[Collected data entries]
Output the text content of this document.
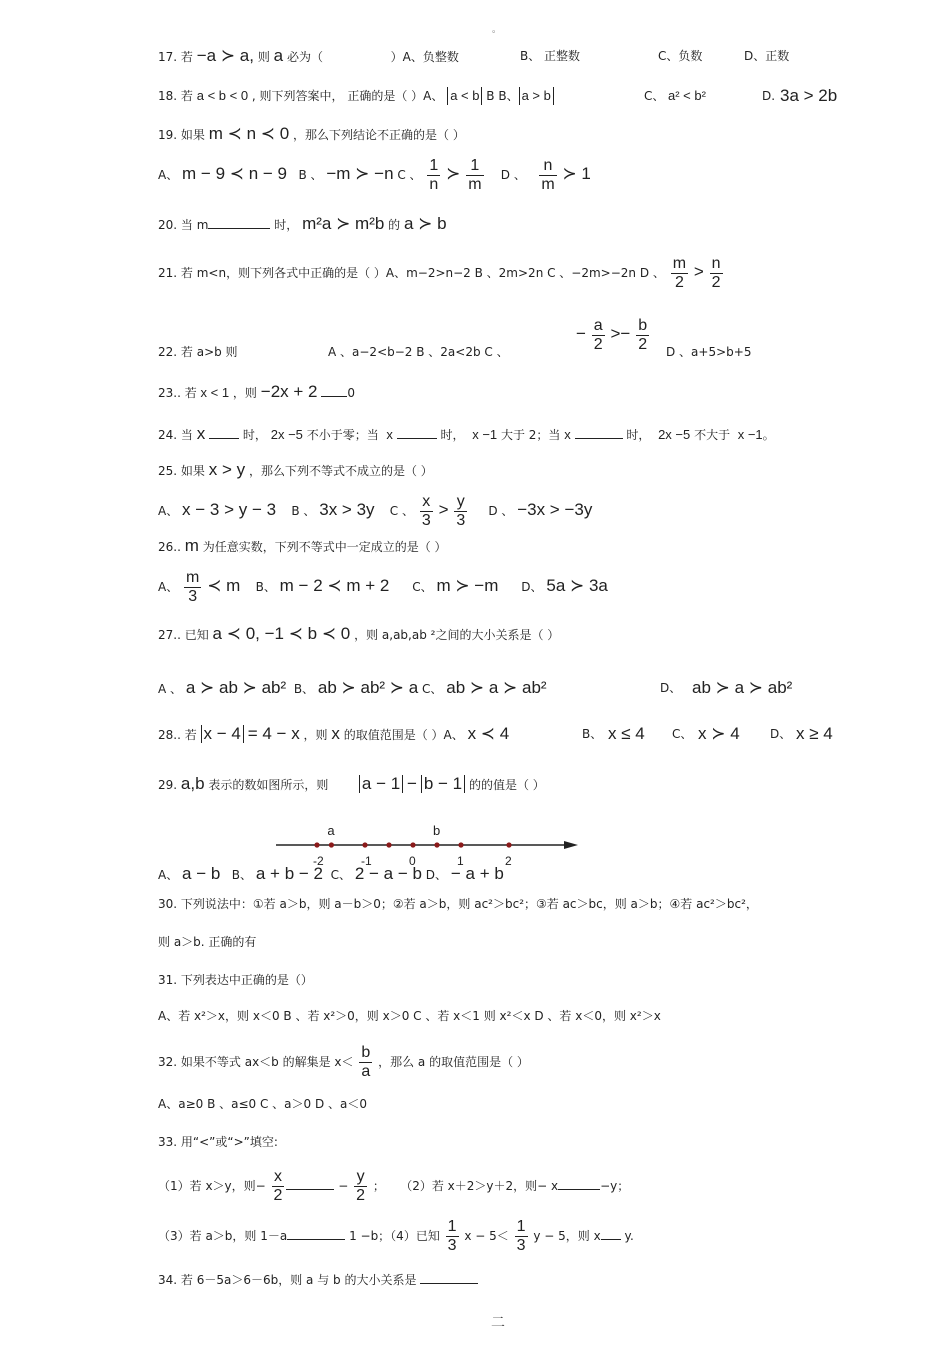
。
17. 若 −a ≻ a, 则 a 必为（	）A、负整数	B、 正整数	C、负数	D、正数
18. 若 a < b < 0 , 则下列答案中， 正确的是（ ）A、 a < b B B、 a > b	C、 a² < b²	D. 3a > 2b
19. 如果 m ≺ n ≺ 0 ，那么下列结论不正确的是（ ）
A、 m − 9 ≺ n − 9 B 、 −m ≻ −n C 、 $\frac{1}{n}$ ≻ $\frac{1}{m}$ D 、 $\frac{n}{m}$ ≻ 1
20. 当 m	时， m²a ≻ m²b 的 a ≻ b
21. 若 m<n，则下列各式中正确的是（ ）A、m−2>n−2 B 、2m>2n C 、−2m>−2n D 、 $\frac{m}{2} > \frac{n}{2}$
22. 若 a>b 则	A 、a−2<b−2 B 、2a<2b C 、
− $\frac{a}{2} >- \frac{b}{2}$ D 、a+5>b+5
23.. 若 x < 1 ，则 −2x + 2 0
24. 当 x	时， 2x −5 不小于零；当 x	时， x −1 大于 2；当 x	时， 2x −5 不大于 x −1。
25. 如果 x > y ，那么下列不等式不成立的是（ ）
A、 x − 3 > y − 3 B 、 3x > 3y C 、 $\frac{x}{3} > \frac{y}{3}$ D 、 −3x > −3y
26.. m 为任意实数，下列不等式中一定成立的是（ ）
A、 $\frac{m}{3}$ ≺ m B、 m − 2 ≺ m + 2 C、 m ≻ −m D、 5a ≻ 3a
27.. 已知 a ≺ 0, −1 ≺ b ≺ 0 ，则 a,ab,ab ²之间的大小关系是（ ）
A 、 a ≻ ab ≻ ab² B、 ab ≻ ab² ≻ a C、 ab ≻ a ≻ ab²	D、 ab ≻ a ≻ ab²
28.. 若 x − 4 = 4 − x ，则 x 的取值范围是（ ）A、 x ≺ 4	B、 x ≤ 4 C、 x ≻ 4	D、 x ≥ 4
29. a,b 表示的数如图所示，则 a − 1 − b − 1 的的值是（ ）
-2	-1	0	1	2
a	b
A、 a − b B、 a + b − 2 C、 2 − a − b D、 − a + b
30. 下列说法中：①若 a＞b，则 a－b＞0；②若 a＞b，则 ac²＞bc²；③若 ac＞bc，则 a＞b；④若 ac²＞bc²，
则 a＞b. 正确的有
31. 下列表达中正确的是（）
A、若 x²＞x，则 x＜0 B 、若 x²＞0，则 x＞0 C 、若 x＜1 则 x²＜x D 、若 x＜0，则 x²＞x
32. 如果不等式 ax＜b 的解集是 $x< \frac{b}{a}$ ，那么 a 的取值范围是（ ）
A、a≥0 B 、a≤0 C 、a＞0 D 、a＜0
33. 用“<”或“>”填空:
（1）若 x＞y，则− $\frac{x}{2}$	− $\frac{y}{2}$ ； （2）若 x＋2＞y＋2，则− x	−y；
（3）若 a＞b，则 1－a	1 −b；（4）已知 $\frac{1}{3}$ $x - 5< \frac{1}{3}$ y − 5，则 x y.
34. 若 6－5a＞6－6b，则 a 与 b 的大小关系是
二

## EXERCISE TASK
Each entry gets copied exactly; the pictures stay out.

## RESULT OF THE TASK
Output the text content of this document.
。
17. 若 −a ≻ a, 则 a 必为（	）A、负整数	B、 正整数	C、负数	D、正数
18. 若 a < b < 0 , 则下列答案中， 正确的是（ ）A、 a < b B B、 a > b	C、 a² < b²	D. 3a > 2b
19. 如果 m ≺ n ≺ 0 ，那么下列结论不正确的是（ ）
A、 m − 9 ≺ n − 9 B 、 −m ≻ −n C 、 $\frac{1}{n}$ ≻ $\frac{1}{m}$ D 、 $\frac{n}{m}$ ≻ 1
20. 当 m	时， m²a ≻ m²b 的 a ≻ b
21. 若 m<n，则下列各式中正确的是（ ）A、m−2>n−2 B 、2m>2n C 、−2m>−2n D 、 $\frac{m}{2} > \frac{n}{2}$
22. 若 a>b 则	A 、a−2<b−2 B 、2a<2b C 、
− $\frac{a}{2} >- \frac{b}{2}$ D 、a+5>b+5
23.. 若 x < 1 ，则 −2x + 2 0
24. 当 x	时， 2x −5 不小于零；当 x	时， x −1 大于 2；当 x	时， 2x −5 不大于 x −1。
25. 如果 x > y ，那么下列不等式不成立的是（ ）
A、 x − 3 > y − 3 B 、 3x > 3y C 、 $\frac{x}{3} > \frac{y}{3}$ D 、 −3x > −3y
26.. m 为任意实数，下列不等式中一定成立的是（ ）
A、 $\frac{m}{3}$ ≺ m B、 m − 2 ≺ m + 2 C、 m ≻ −m D、 5a ≻ 3a
27.. 已知 a ≺ 0, −1 ≺ b ≺ 0 ，则 a,ab,ab ²之间的大小关系是（ ）
A 、 a ≻ ab ≻ ab² B、 ab ≻ ab² ≻ a C、 ab ≻ a ≻ ab²	D、 ab ≻ a ≻ ab²
28.. 若 x − 4 = 4 − x ，则 x 的取值范围是（ ）A、 x ≺ 4	B、 x ≤ 4 C、 x ≻ 4	D、 x ≥ 4
29. a,b 表示的数如图所示，则 a − 1 − b − 1 的的值是（ ）
-2	-1	0	1	2
a	b
A、 a − b B、 a + b − 2 C、 2 − a − b D、 − a + b
30. 下列说法中：①若 a＞b，则 a－b＞0；②若 a＞b，则 ac²＞bc²；③若 ac＞bc，则 a＞b；④若 ac²＞bc²，
则 a＞b. 正确的有
31. 下列表达中正确的是（）
A、若 x²＞x，则 x＜0 B 、若 x²＞0，则 x＞0 C 、若 x＜1 则 x²＜x D 、若 x＜0，则 x²＞x
32. 如果不等式 ax＜b 的解集是 $x< \frac{b}{a}$ ，那么 a 的取值范围是（ ）
A、a≥0 B 、a≤0 C 、a＞0 D 、a＜0
33. 用“<”或“>”填空:
（1）若 x＞y，则− $\frac{x}{2}$	− $\frac{y}{2}$ ； （2）若 x＋2＞y＋2，则− x	−y；
（3）若 a＞b，则 1－a	1 −b；（4）已知 $\frac{1}{3}$ $x - 5< \frac{1}{3}$ y − 5，则 x y.
34. 若 6－5a＞6－6b，则 a 与 b 的大小关系是
二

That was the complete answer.